PROBLEM TO WORK ON
What follows is a set of records, each of which is to be written out exactly.

• • • • •

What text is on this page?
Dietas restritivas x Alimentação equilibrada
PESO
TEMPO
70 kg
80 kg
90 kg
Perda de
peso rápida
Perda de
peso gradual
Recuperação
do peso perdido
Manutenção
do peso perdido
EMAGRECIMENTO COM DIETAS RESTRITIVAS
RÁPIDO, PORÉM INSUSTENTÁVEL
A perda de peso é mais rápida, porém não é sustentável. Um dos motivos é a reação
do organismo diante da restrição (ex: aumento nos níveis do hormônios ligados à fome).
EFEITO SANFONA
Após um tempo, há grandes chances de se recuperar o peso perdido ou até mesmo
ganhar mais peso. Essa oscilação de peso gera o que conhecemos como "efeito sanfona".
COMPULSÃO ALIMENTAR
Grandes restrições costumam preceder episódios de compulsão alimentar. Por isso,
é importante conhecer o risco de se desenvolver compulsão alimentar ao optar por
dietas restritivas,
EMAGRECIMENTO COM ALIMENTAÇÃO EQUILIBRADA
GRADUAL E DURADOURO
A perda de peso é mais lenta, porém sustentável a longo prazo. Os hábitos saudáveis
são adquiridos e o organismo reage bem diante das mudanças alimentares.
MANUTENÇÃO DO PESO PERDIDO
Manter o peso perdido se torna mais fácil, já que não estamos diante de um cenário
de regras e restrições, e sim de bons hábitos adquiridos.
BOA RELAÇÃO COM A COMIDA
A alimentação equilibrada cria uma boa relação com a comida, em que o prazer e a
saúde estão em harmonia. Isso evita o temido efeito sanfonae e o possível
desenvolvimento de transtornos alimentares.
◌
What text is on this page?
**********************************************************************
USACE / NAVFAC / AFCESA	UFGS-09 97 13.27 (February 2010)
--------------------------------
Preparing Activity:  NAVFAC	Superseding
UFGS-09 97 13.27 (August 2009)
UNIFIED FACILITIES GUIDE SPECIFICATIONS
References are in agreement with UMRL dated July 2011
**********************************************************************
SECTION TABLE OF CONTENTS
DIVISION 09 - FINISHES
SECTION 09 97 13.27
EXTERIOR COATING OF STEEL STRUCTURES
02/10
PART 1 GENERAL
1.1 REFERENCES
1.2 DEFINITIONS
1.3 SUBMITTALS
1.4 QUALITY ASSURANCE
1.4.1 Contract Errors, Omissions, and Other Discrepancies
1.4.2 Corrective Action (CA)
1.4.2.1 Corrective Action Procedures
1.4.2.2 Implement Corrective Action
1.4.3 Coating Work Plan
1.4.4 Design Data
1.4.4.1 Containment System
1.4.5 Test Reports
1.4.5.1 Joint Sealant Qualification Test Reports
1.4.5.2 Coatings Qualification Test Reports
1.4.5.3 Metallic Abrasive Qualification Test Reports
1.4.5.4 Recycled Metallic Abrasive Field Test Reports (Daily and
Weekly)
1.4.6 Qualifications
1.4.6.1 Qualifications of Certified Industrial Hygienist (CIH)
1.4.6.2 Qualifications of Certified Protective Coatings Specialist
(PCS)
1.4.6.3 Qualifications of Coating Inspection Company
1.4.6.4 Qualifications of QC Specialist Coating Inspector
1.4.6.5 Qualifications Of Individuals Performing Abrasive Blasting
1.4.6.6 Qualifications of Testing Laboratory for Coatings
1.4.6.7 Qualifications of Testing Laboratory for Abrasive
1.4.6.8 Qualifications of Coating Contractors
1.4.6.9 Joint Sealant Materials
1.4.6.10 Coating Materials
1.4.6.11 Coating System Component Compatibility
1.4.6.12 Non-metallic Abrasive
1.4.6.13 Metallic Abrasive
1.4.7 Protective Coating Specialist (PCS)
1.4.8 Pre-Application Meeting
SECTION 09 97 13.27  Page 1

• • • • •

WRITTEN ANSWER
What text is on this page?
Dietas restritivas x Alimentação equilibrada
PESO
TEMPO
70 kg
80 kg
90 kg
Perda de
peso rápida
Perda de
peso gradual
Recuperação
do peso perdido
Manutenção
do peso perdido
EMAGRECIMENTO COM DIETAS RESTRITIVAS
RÁPIDO, PORÉM INSUSTENTÁVEL
A perda de peso é mais rápida, porém não é sustentável. Um dos motivos é a reação
do organismo diante da restrição (ex: aumento nos níveis do hormônios ligados à fome).
EFEITO SANFONA
Após um tempo, há grandes chances de se recuperar o peso perdido ou até mesmo
ganhar mais peso. Essa oscilação de peso gera o que conhecemos como "efeito sanfona".
COMPULSÃO ALIMENTAR
Grandes restrições costumam preceder episódios de compulsão alimentar. Por isso,
é importante conhecer o risco de se desenvolver compulsão alimentar ao optar por
dietas restritivas,
EMAGRECIMENTO COM ALIMENTAÇÃO EQUILIBRADA
GRADUAL E DURADOURO
A perda de peso é mais lenta, porém sustentável a longo prazo. Os hábitos saudáveis
são adquiridos e o organismo reage bem diante das mudanças alimentares.
MANUTENÇÃO DO PESO PERDIDO
Manter o peso perdido se torna mais fácil, já que não estamos diante de um cenário
de regras e restrições, e sim de bons hábitos adquiridos.
BOA RELAÇÃO COM A COMIDA
A alimentação equilibrada cria uma boa relação com a comida, em que o prazer e a
saúde estão em harmonia. Isso evita o temido efeito sanfonae e o possível
desenvolvimento de transtornos alimentares.
◌
What text is on this page?
**********************************************************************
USACE / NAVFAC / AFCESA	UFGS-09 97 13.27 (February 2010)
--------------------------------
Preparing Activity:  NAVFAC	Superseding
UFGS-09 97 13.27 (August 2009)
UNIFIED FACILITIES GUIDE SPECIFICATIONS
References are in agreement with UMRL dated July 2011
**********************************************************************
SECTION TABLE OF CONTENTS
DIVISION 09 - FINISHES
SECTION 09 97 13.27
EXTERIOR COATING OF STEEL STRUCTURES
02/10
PART 1 GENERAL
1.1 REFERENCES
1.2 DEFINITIONS
1.3 SUBMITTALS
1.4 QUALITY ASSURANCE
1.4.1 Contract Errors, Omissions, and Other Discrepancies
1.4.2 Corrective Action (CA)
1.4.2.1 Corrective Action Procedures
1.4.2.2 Implement Corrective Action
1.4.3 Coating Work Plan
1.4.4 Design Data
1.4.4.1 Containment System
1.4.5 Test Reports
1.4.5.1 Joint Sealant Qualification Test Reports
1.4.5.2 Coatings Qualification Test Reports
1.4.5.3 Metallic Abrasive Qualification Test Reports
1.4.5.4 Recycled Metallic Abrasive Field Test Reports (Daily and
Weekly)
1.4.6 Qualifications
1.4.6.1 Qualifications of Certified Industrial Hygienist (CIH)
1.4.6.2 Qualifications of Certified Protective Coatings Specialist
(PCS)
1.4.6.3 Qualifications of Coating Inspection Company
1.4.6.4 Qualifications of QC Specialist Coating Inspector
1.4.6.5 Qualifications Of Individuals Performing Abrasive Blasting
1.4.6.6 Qualifications of Testing Laboratory for Coatings
1.4.6.7 Qualifications of Testing Laboratory for Abrasive
1.4.6.8 Qualifications of Coating Contractors
1.4.6.9 Joint Sealant Materials
1.4.6.10 Coating Materials
1.4.6.11 Coating System Component Compatibility
1.4.6.12 Non-metallic Abrasive
1.4.6.13 Metallic Abrasive
1.4.7 Protective Coating Specialist (PCS)
1.4.8 Pre-Application Meeting
SECTION 09 97 13.27  Page 1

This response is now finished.